[START Stored records]

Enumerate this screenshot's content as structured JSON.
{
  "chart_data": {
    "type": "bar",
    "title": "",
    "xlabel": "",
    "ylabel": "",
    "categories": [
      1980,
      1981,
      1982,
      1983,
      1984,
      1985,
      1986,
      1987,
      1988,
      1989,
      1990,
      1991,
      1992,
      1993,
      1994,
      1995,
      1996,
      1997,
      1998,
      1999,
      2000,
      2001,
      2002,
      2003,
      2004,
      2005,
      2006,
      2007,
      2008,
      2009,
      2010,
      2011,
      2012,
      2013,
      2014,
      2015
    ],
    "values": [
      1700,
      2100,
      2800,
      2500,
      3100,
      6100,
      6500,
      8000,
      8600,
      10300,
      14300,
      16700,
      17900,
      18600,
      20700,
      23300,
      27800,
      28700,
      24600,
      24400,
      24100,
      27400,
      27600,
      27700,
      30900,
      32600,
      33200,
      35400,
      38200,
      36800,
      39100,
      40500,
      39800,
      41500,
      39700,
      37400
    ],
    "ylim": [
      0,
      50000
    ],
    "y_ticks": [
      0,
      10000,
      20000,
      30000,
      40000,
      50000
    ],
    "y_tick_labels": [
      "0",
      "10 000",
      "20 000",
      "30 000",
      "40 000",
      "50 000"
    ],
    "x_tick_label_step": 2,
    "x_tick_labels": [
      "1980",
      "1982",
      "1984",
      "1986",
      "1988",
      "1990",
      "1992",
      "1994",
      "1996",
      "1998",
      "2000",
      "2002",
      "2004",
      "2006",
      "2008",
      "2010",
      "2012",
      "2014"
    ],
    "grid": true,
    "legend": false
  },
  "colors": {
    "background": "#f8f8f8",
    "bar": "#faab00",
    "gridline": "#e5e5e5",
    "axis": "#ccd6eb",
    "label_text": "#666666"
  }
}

[END Stored records]

Copy every line verbatim.

Result below
Enumerate this screenshot's content as structured JSON.
{
  "chart_data": {
    "type": "bar",
    "title": "",
    "xlabel": "",
    "ylabel": "",
    "categories": [
      1980,
      1981,
      1982,
      1983,
      1984,
      1985,
      1986,
      1987,
      1988,
      1989,
      1990,
      1991,
      1992,
      1993,
      1994,
      1995,
      1996,
      1997,
      1998,
      1999,
      2000,
      2001,
      2002,
      2003,
      2004,
      2005,
      2006,
      2007,
      2008,
      2009,
      2010,
      2011,
      2012,
      2013,
      2014,
      2015
    ],
    "values": [
      1700,
      2100,
      2800,
      2500,
      3100,
      6100,
      6500,
      8000,
      8600,
      10300,
      14300,
      16700,
      17900,
      18600,
      20700,
      23300,
      27800,
      28700,
      24600,
      24400,
      24100,
      27400,
      27600,
      27700,
      30900,
      32600,
      33200,
      35400,
      38200,
      36800,
      39100,
      40500,
      39800,
      41500,
      39700,
      37400
    ],
    "ylim": [
      0,
      50000
    ],
    "y_ticks": [
      0,
      10000,
      20000,
      30000,
      40000,
      50000
    ],
    "y_tick_labels": [
      "0",
      "10 000",
      "20 000",
      "30 000",
      "40 000",
      "50 000"
    ],
    "x_tick_label_step": 2,
    "x_tick_labels": [
      "1980",
      "1982",
      "1984",
      "1986",
      "1988",
      "1990",
      "1992",
      "1994",
      "1996",
      "1998",
      "2000",
      "2002",
      "2004",
      "2006",
      "2008",
      "2010",
      "2012",
      "2014"
    ],
    "grid": true,
    "legend": false
  },
  "colors": {
    "background": "#f8f8f8",
    "bar": "#faab00",
    "gridline": "#e5e5e5",
    "axis": "#ccd6eb",
    "label_text": "#666666"
  }
}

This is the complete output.